Given data –

## Start

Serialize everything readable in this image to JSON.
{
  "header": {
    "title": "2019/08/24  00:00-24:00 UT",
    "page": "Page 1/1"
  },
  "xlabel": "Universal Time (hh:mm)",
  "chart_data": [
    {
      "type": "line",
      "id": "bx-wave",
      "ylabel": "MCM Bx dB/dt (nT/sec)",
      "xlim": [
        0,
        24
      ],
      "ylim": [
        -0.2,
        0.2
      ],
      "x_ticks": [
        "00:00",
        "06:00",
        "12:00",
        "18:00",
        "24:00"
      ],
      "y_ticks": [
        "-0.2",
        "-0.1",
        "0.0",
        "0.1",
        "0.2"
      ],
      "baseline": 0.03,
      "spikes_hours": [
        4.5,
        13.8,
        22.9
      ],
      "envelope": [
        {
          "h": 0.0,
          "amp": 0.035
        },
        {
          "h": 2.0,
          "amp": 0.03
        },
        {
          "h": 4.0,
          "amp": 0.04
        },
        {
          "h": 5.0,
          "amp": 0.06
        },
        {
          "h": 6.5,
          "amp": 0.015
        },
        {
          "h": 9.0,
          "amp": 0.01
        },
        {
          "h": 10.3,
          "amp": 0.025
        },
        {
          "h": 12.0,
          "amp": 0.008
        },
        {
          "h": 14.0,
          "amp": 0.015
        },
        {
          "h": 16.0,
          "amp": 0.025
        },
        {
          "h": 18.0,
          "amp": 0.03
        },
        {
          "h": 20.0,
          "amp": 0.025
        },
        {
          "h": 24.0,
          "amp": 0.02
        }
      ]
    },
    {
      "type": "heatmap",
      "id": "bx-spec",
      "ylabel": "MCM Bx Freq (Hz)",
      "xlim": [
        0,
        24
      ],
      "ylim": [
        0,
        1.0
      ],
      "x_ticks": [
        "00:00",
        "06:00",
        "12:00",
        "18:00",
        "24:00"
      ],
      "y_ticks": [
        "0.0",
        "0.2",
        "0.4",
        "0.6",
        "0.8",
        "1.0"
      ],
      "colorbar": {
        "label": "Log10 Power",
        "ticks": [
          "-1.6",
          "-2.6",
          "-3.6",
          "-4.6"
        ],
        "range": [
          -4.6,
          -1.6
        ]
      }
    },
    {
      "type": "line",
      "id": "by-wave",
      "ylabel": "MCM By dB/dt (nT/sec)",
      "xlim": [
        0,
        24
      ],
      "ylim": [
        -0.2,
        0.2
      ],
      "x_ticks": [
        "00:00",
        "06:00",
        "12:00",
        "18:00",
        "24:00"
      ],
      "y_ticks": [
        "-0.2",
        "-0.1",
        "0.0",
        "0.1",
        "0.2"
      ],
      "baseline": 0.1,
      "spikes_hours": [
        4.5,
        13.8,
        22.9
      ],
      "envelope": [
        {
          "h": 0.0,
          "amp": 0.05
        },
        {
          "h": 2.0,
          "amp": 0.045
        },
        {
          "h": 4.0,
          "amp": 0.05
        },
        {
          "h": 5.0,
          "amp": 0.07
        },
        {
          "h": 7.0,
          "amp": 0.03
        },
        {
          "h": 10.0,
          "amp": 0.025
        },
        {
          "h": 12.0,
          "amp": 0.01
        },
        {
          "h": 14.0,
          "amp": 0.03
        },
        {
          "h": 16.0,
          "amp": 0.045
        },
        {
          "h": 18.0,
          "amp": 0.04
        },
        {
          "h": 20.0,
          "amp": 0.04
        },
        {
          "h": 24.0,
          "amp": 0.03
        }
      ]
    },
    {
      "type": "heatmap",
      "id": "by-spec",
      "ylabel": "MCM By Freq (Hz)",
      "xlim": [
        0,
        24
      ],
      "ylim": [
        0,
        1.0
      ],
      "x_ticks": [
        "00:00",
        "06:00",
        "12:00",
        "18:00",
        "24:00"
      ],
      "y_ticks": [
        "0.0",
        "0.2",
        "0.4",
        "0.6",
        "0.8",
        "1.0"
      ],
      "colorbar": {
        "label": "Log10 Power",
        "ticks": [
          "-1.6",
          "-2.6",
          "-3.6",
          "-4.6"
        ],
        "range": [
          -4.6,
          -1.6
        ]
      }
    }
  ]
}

## End

Short problem – Write out all the data again, exactly as it appears.

Result of the exercise –
Serialize everything readable in this image to JSON.
{
  "header": {
    "title": "2019/08/24  00:00-24:00 UT",
    "page": "Page 1/1"
  },
  "xlabel": "Universal Time (hh:mm)",
  "chart_data": [
    {
      "type": "line",
      "id": "bx-wave",
      "ylabel": "MCM Bx dB/dt (nT/sec)",
      "xlim": [
        0,
        24
      ],
      "ylim": [
        -0.2,
        0.2
      ],
      "x_ticks": [
        "00:00",
        "06:00",
        "12:00",
        "18:00",
        "24:00"
      ],
      "y_ticks": [
        "-0.2",
        "-0.1",
        "0.0",
        "0.1",
        "0.2"
      ],
      "baseline": 0.03,
      "spikes_hours": [
        4.5,
        13.8,
        22.9
      ],
      "envelope": [
        {
          "h": 0.0,
          "amp": 0.035
        },
        {
          "h": 2.0,
          "amp": 0.03
        },
        {
          "h": 4.0,
          "amp": 0.04
        },
        {
          "h": 5.0,
          "amp": 0.06
        },
        {
          "h": 6.5,
          "amp": 0.015
        },
        {
          "h": 9.0,
          "amp": 0.01
        },
        {
          "h": 10.3,
          "amp": 0.025
        },
        {
          "h": 12.0,
          "amp": 0.008
        },
        {
          "h": 14.0,
          "amp": 0.015
        },
        {
          "h": 16.0,
          "amp": 0.025
        },
        {
          "h": 18.0,
          "amp": 0.03
        },
        {
          "h": 20.0,
          "amp": 0.025
        },
        {
          "h": 24.0,
          "amp": 0.02
        }
      ]
    },
    {
      "type": "heatmap",
      "id": "bx-spec",
      "ylabel": "MCM Bx Freq (Hz)",
      "xlim": [
        0,
        24
      ],
      "ylim": [
        0,
        1.0
      ],
      "x_ticks": [
        "00:00",
        "06:00",
        "12:00",
        "18:00",
        "24:00"
      ],
      "y_ticks": [
        "0.0",
        "0.2",
        "0.4",
        "0.6",
        "0.8",
        "1.0"
      ],
      "colorbar": {
        "label": "Log10 Power",
        "ticks": [
          "-1.6",
          "-2.6",
          "-3.6",
          "-4.6"
        ],
        "range": [
          -4.6,
          -1.6
        ]
      }
    },
    {
      "type": "line",
      "id": "by-wave",
      "ylabel": "MCM By dB/dt (nT/sec)",
      "xlim": [
        0,
        24
      ],
      "ylim": [
        -0.2,
        0.2
      ],
      "x_ticks": [
        "00:00",
        "06:00",
        "12:00",
        "18:00",
        "24:00"
      ],
      "y_ticks": [
        "-0.2",
        "-0.1",
        "0.0",
        "0.1",
        "0.2"
      ],
      "baseline": 0.1,
      "spikes_hours": [
        4.5,
        13.8,
        22.9
      ],
      "envelope": [
        {
          "h": 0.0,
          "amp": 0.05
        },
        {
          "h": 2.0,
          "amp": 0.045
        },
        {
          "h": 4.0,
          "amp": 0.05
        },
        {
          "h": 5.0,
          "amp": 0.07
        },
        {
          "h": 7.0,
          "amp": 0.03
        },
        {
          "h": 10.0,
          "amp": 0.025
        },
        {
          "h": 12.0,
          "amp": 0.01
        },
        {
          "h": 14.0,
          "amp": 0.03
        },
        {
          "h": 16.0,
          "amp": 0.045
        },
        {
          "h": 18.0,
          "amp": 0.04
        },
        {
          "h": 20.0,
          "amp": 0.04
        },
        {
          "h": 24.0,
          "amp": 0.03
        }
      ]
    },
    {
      "type": "heatmap",
      "id": "by-spec",
      "ylabel": "MCM By Freq (Hz)",
      "xlim": [
        0,
        24
      ],
      "ylim": [
        0,
        1.0
      ],
      "x_ticks": [
        "00:00",
        "06:00",
        "12:00",
        "18:00",
        "24:00"
      ],
      "y_ticks": [
        "0.0",
        "0.2",
        "0.4",
        "0.6",
        "0.8",
        "1.0"
      ],
      "colorbar": {
        "label": "Log10 Power",
        "ticks": [
          "-1.6",
          "-2.6",
          "-3.6",
          "-4.6"
        ],
        "range": [
          -4.6,
          -1.6
        ]
      }
    }
  ]
}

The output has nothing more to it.